Attach engines and initialize logging. *We'll be processing large in-memory chunks, so don't start too many processes.* I'm using a machine with 128MB RAM, and 10 processes hits around 2/3 of the RAM (80MB) for chunksize=1m in Step 1.

In [None]:
def init_log(name=False):
    import logging, os
    if not name:
        name = os.getpid()
    handler = logging.FileHandler("/notebooks/data2/logs/bw-%s.log" % name, 'a')
    formatter = logging.Formatter('%(asctime)s:%(levelname)s:%(message)s', "%m/%d-%H:%M:%S")
    handler.setFormatter(formatter)
    logger = logging.getLogger()
    logger.setLevel(logging.INFO)
    logger.addHandler(handler)
    logging.info("Log initialized")

init_log('final')

In [None]:
rc = Client()
dview = rc[:]
v = rc.load_balanced_view()

# Need this later to force garbage collection
@dview.remote(block=True)
def force_gc():
    import gc
    before = gc.get_count()
    gc.collect()
    return before[0], gc.get_count()[0]

dview.push(dict(init_log=init_log))
%px init_log()

## Step 1: Triage and merge small chunks by lang (Parallelized)

Iterate through all the stores, groupby by language then summing counts by token. These counts are still saved to an engine's own store under merge1/{language}, so that it can be parallelized.

In [None]:
def triage(inputstore):
    try:
        import numpy as np
        import pandas as pd
        import logging
        import os
        import gc
    except:
        return "import error for " + inputstore

    chunksize = 1000000
    storefolder = 'merged1' # this is in the h5 hierarchy
    outputstorename = "/notebooks/data2/batch2-redo/merge-%s.h5" % os.getpid()
    max_str_bytes = 50
    
    errors = 0
    with pd.HDFStore(outputstorename, complevel=9, mode="a", complib='blosc') as outstore:
        with pd.HDFStore(inputstore, complevel=9, mode="r", complib='blosc') as store:
            row_size = store.get_storer('/tf/corpus').nrows
            storeiter = store.select('/tf/corpus', start=0, chunksize=chunksize)

────────────────────────────────────────

▶ **TASK DESCRIPTION**:
Reproduce the passage from the notebook excerpt above, starting at "## Step 1: Triage" and ending at "can be parallelized.".

────────────────────────────────────────

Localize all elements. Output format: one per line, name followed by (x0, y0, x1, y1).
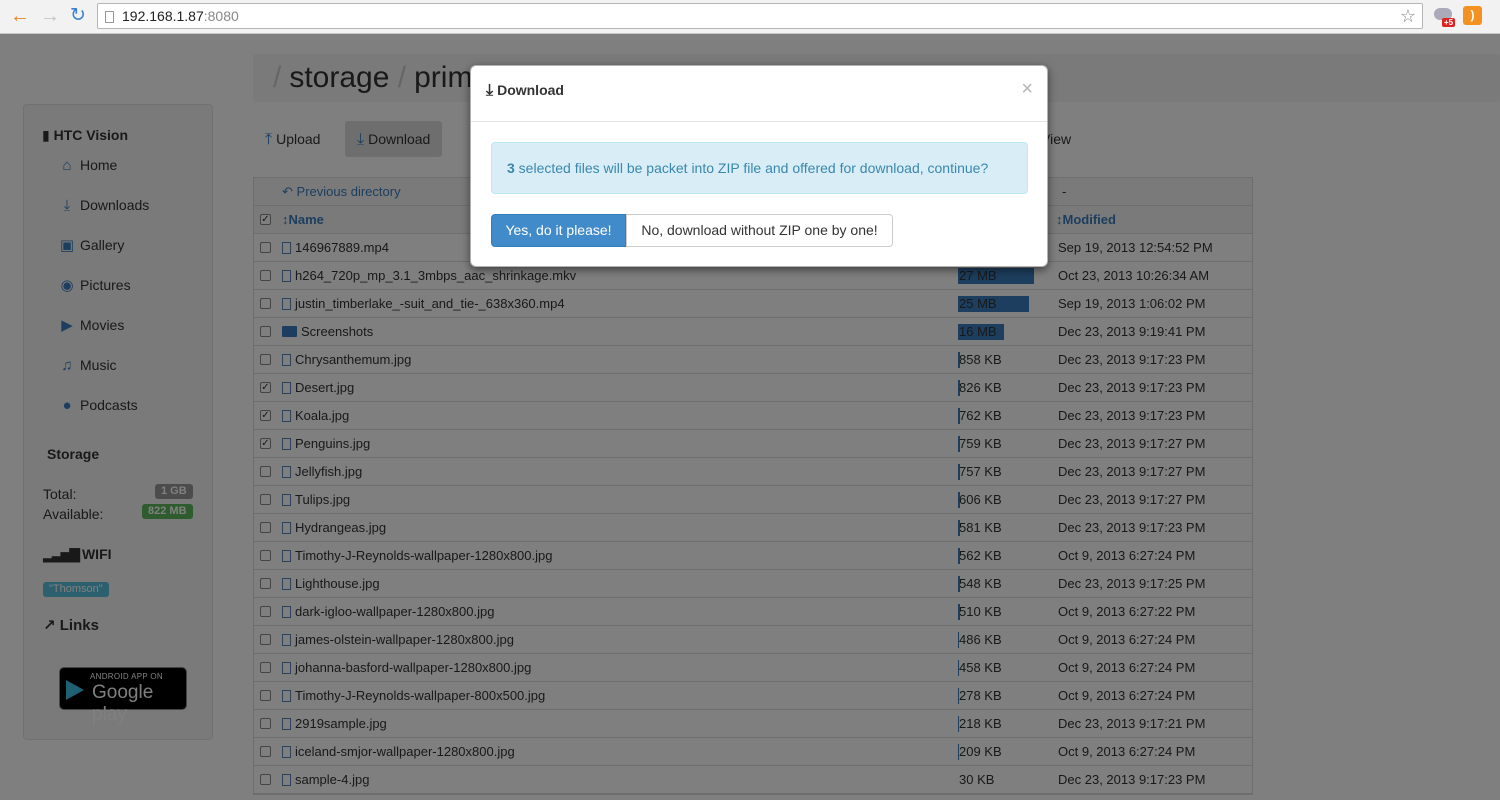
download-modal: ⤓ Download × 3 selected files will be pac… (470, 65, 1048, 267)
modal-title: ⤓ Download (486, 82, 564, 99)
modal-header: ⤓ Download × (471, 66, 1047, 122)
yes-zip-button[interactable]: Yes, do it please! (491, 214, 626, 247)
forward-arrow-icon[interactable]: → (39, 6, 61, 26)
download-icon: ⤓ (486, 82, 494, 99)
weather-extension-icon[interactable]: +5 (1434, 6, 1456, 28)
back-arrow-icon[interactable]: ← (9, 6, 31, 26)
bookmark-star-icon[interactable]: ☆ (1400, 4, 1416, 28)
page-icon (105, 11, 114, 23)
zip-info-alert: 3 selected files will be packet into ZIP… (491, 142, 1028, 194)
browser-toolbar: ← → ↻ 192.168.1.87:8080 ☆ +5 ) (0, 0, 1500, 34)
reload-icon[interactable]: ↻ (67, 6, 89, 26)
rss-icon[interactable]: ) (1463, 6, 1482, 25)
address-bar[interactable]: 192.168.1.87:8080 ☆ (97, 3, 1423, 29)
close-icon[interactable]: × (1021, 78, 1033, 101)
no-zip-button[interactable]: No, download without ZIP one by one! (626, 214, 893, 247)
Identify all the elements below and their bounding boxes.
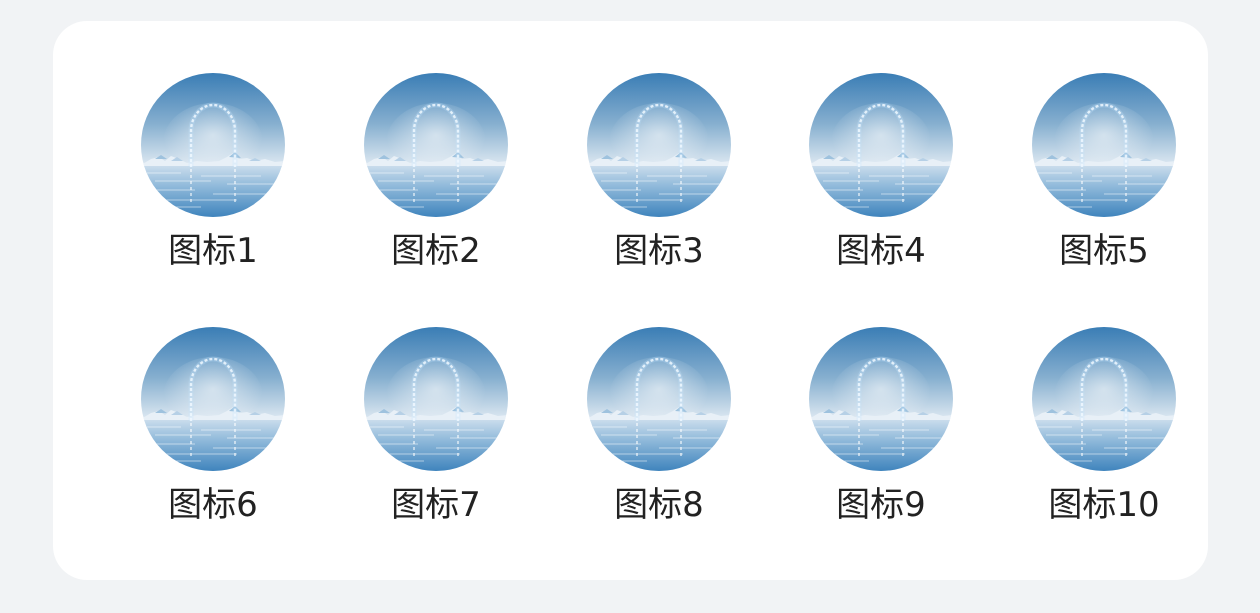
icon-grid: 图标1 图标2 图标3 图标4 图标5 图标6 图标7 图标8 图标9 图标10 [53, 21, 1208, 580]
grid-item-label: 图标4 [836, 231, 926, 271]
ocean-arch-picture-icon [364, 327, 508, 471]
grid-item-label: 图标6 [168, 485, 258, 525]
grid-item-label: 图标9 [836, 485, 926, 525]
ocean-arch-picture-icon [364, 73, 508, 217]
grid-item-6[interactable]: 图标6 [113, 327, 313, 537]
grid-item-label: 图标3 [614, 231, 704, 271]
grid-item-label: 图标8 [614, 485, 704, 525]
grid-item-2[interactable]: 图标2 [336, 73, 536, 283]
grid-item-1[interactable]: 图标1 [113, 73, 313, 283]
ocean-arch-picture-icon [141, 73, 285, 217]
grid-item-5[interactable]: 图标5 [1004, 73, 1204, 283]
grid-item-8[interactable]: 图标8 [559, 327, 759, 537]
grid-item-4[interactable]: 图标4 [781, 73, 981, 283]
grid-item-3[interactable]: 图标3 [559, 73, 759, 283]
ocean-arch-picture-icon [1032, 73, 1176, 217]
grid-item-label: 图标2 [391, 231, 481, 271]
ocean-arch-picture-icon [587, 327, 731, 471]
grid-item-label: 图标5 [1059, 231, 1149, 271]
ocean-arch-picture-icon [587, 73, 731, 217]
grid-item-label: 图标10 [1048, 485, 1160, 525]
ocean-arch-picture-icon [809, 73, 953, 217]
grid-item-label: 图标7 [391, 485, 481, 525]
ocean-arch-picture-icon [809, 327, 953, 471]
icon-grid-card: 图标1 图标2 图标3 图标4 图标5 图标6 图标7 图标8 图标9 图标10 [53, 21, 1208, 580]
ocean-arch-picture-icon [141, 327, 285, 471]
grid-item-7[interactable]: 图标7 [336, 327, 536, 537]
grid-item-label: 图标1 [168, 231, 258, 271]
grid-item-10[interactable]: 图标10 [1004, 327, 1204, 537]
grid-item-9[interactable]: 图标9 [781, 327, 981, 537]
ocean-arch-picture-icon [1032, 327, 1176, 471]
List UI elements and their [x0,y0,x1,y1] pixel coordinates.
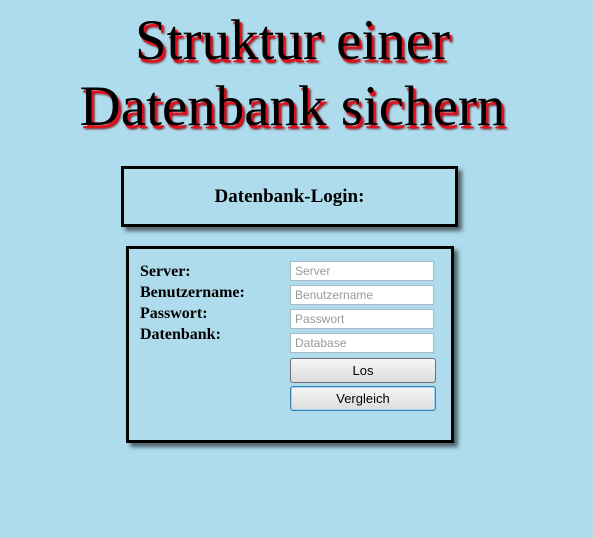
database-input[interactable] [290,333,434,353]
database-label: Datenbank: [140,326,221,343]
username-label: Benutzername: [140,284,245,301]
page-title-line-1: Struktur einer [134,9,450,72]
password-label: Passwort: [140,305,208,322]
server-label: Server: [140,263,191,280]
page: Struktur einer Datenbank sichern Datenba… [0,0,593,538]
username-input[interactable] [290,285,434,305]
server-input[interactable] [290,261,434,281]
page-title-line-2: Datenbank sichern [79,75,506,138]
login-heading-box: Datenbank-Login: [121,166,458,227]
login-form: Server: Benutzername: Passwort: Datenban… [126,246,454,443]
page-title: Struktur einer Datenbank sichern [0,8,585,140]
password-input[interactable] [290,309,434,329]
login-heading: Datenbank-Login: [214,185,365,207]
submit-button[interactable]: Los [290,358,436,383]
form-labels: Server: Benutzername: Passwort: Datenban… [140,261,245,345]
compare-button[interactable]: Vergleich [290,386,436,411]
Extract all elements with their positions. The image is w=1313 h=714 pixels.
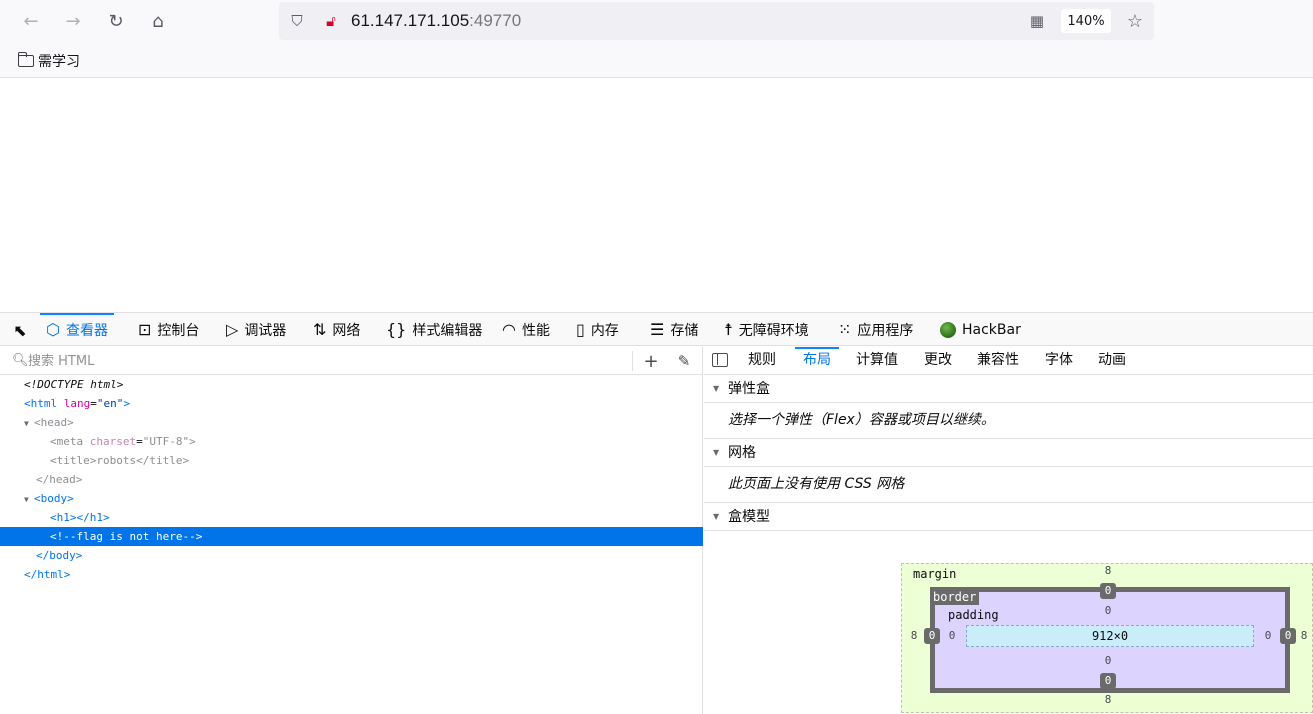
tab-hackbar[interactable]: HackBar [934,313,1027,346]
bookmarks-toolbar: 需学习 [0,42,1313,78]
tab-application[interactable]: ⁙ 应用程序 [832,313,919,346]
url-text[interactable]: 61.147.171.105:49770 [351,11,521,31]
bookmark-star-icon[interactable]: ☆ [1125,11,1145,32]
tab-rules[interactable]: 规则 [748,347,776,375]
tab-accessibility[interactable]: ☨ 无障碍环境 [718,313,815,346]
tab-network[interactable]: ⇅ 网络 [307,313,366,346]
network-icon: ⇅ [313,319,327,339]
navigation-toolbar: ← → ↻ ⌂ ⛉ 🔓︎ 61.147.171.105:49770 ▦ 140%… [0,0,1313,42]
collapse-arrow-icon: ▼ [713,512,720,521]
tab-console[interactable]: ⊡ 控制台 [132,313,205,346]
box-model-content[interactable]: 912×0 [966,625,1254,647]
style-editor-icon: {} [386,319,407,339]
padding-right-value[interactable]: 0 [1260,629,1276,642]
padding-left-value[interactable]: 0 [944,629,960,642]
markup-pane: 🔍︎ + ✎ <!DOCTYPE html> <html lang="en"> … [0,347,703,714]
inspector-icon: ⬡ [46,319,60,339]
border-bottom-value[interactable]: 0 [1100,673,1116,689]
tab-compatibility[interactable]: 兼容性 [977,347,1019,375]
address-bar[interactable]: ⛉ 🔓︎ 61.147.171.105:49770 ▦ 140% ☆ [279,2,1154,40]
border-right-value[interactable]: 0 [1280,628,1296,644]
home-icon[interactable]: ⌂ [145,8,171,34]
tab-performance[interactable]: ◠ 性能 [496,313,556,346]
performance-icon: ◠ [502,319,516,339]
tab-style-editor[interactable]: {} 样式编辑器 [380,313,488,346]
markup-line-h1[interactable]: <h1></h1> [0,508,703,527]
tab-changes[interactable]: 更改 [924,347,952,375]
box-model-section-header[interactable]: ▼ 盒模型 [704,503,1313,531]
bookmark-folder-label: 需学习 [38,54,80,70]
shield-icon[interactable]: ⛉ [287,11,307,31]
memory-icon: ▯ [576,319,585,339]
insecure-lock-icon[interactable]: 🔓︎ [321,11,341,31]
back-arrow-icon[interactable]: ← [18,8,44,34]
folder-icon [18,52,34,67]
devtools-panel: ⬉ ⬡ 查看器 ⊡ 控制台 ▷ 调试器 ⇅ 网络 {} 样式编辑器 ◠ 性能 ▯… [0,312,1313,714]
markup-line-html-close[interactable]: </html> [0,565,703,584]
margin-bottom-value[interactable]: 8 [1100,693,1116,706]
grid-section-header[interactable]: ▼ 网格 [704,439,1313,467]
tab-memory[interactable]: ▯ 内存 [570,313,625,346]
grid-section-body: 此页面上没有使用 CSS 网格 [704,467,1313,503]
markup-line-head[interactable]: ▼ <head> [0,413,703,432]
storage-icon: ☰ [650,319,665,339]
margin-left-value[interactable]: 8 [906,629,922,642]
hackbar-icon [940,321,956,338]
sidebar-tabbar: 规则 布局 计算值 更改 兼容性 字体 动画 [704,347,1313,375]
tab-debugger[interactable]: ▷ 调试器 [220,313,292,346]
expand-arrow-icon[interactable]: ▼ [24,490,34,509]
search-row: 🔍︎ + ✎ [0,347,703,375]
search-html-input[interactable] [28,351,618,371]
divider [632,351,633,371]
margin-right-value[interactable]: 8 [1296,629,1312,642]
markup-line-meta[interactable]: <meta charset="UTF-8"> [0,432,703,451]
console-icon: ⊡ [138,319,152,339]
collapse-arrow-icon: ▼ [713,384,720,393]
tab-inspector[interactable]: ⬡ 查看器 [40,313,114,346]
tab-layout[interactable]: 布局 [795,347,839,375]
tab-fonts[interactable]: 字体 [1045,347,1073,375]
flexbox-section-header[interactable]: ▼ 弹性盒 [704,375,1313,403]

────────────────────────────────────────

▶ **THE COMPLETED TASK**:
## Step 1: Triage and merge small chunks by lang (Parallelized)

Iterate through all the stores, groupby by language then summing counts by token. These counts are still saved to an engine's own store under merge1/{language}, so that it can be parallelized.